| REQUIRED TASK |
Make an exact copy of all the records.

| DATA FOR PROCESSING |
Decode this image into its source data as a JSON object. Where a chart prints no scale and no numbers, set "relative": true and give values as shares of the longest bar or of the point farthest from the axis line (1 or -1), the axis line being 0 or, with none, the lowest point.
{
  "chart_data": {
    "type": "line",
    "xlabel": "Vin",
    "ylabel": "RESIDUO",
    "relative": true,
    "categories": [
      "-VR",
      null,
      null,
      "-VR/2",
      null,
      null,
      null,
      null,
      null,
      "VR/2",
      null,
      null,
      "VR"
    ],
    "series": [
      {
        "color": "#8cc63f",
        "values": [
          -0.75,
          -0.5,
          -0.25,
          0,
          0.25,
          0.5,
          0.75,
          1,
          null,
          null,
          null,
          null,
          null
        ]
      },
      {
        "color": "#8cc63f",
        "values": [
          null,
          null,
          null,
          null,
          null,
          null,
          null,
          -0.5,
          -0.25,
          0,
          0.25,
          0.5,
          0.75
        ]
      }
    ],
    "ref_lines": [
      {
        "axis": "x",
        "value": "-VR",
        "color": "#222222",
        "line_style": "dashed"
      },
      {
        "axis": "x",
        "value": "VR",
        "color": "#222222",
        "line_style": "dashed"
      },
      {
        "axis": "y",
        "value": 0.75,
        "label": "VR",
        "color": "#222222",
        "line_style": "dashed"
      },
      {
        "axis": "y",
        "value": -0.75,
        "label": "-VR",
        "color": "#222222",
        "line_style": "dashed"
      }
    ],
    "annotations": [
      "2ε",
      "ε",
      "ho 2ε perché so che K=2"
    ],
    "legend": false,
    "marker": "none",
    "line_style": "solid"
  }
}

| COMPLETE RESPONSE |
Decode this image into its source data as a JSON object. Where a chart prints no scale and no numbers, set "relative": true and give values as shares of the longest bar or of the point farthest from the axis line (1 or -1), the axis line being 0 or, with none, the lowest point.
{
  "chart_data": {
    "type": "line",
    "xlabel": "Vin",
    "ylabel": "RESIDUO",
    "relative": true,
    "categories": [
      "-VR",
      null,
      null,
      "-VR/2",
      null,
      null,
      null,
      null,
      null,
      "VR/2",
      null,
      null,
      "VR"
    ],
    "series": [
      {
        "color": "#8cc63f",
        "values": [
          -0.75,
          -0.5,
          -0.25,
          0,
          0.25,
          0.5,
          0.75,
          1,
          null,
          null,
          null,
          null,
          null
        ]
      },
      {
        "color": "#8cc63f",
        "values": [
          null,
          null,
          null,
          null,
          null,
          null,
          null,
          -0.5,
          -0.25,
          0,
          0.25,
          0.5,
          0.75
        ]
      }
    ],
    "ref_lines": [
      {
        "axis": "x",
        "value": "-VR",
        "color": "#222222",
        "line_style": "dashed"
      },
      {
        "axis": "x",
        "value": "VR",
        "color": "#222222",
        "line_style": "dashed"
      },
      {
        "axis": "y",
        "value": 0.75,
        "label": "VR",
        "color": "#222222",
        "line_style": "dashed"
      },
      {
        "axis": "y",
        "value": -0.75,
        "label": "-VR",
        "color": "#222222",
        "line_style": "dashed"
      }
    ],
    "annotations": [
      "2ε",
      "ε",
      "ho 2ε perché so che K=2"
    ],
    "legend": false,
    "marker": "none",
    "line_style": "solid"
  }
}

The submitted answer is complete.